Source data.
════
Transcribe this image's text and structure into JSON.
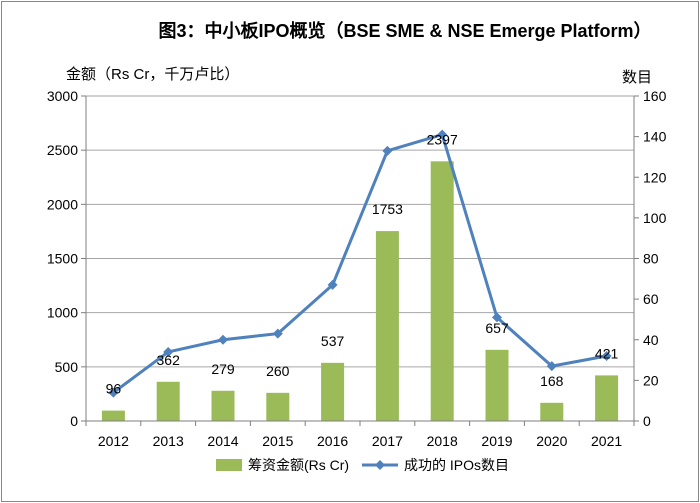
{
  "chart_data": {
    "type": "bar",
    "title": "图3：中小板IPO概览（BSE SME & NSE Emerge Platform）",
    "y_left_label": "金额（Rs Cr，千万卢比）",
    "y_right_label": "数目",
    "categories": [
      "2012",
      "2013",
      "2014",
      "2015",
      "2016",
      "2017",
      "2018",
      "2019",
      "2020",
      "2021"
    ],
    "series": [
      {
        "name": "筹资金额(Rs Cr)",
        "type": "bar",
        "axis": "left",
        "color": "#9BBB59",
        "values": [
          96,
          362,
          279,
          260,
          537,
          1753,
          2397,
          657,
          168,
          421
        ],
        "labels": [
          "96",
          "362",
          "279",
          "260",
          "537",
          "1753",
          "2397",
          "657",
          "168",
          "421"
        ]
      },
      {
        "name": "成功的 IPOs数目",
        "type": "line",
        "axis": "right",
        "color": "#4F81BD",
        "values": [
          14,
          34,
          40,
          43,
          67,
          133,
          141,
          51,
          27,
          32
        ]
      }
    ],
    "y_left_ticks": [
      "0",
      "500",
      "1000",
      "1500",
      "2000",
      "2500",
      "3000"
    ],
    "y_right_ticks": [
      "0",
      "20",
      "40",
      "60",
      "80",
      "100",
      "120",
      "140",
      "160"
    ],
    "y_left_range": [
      0,
      3000
    ],
    "y_right_range": [
      0,
      160
    ],
    "grid": true,
    "legend_position": "bottom"
  }
}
════
WHAT IS REQUIRED.
Quote the preceding records in their entirety, excluding every picture.

SOLUTION TO THIS TASK.
Transcribe this image's text and structure into JSON.
{
  "chart_data": {
    "type": "bar",
    "title": "图3：中小板IPO概览（BSE SME & NSE Emerge Platform）",
    "y_left_label": "金额（Rs Cr，千万卢比）",
    "y_right_label": "数目",
    "categories": [
      "2012",
      "2013",
      "2014",
      "2015",
      "2016",
      "2017",
      "2018",
      "2019",
      "2020",
      "2021"
    ],
    "series": [
      {
        "name": "筹资金额(Rs Cr)",
        "type": "bar",
        "axis": "left",
        "color": "#9BBB59",
        "values": [
          96,
          362,
          279,
          260,
          537,
          1753,
          2397,
          657,
          168,
          421
        ],
        "labels": [
          "96",
          "362",
          "279",
          "260",
          "537",
          "1753",
          "2397",
          "657",
          "168",
          "421"
        ]
      },
      {
        "name": "成功的 IPOs数目",
        "type": "line",
        "axis": "right",
        "color": "#4F81BD",
        "values": [
          14,
          34,
          40,
          43,
          67,
          133,
          141,
          51,
          27,
          32
        ]
      }
    ],
    "y_left_ticks": [
      "0",
      "500",
      "1000",
      "1500",
      "2000",
      "2500",
      "3000"
    ],
    "y_right_ticks": [
      "0",
      "20",
      "40",
      "60",
      "80",
      "100",
      "120",
      "140",
      "160"
    ],
    "y_left_range": [
      0,
      3000
    ],
    "y_right_range": [
      0,
      160
    ],
    "grid": true,
    "legend_position": "bottom"
  }
}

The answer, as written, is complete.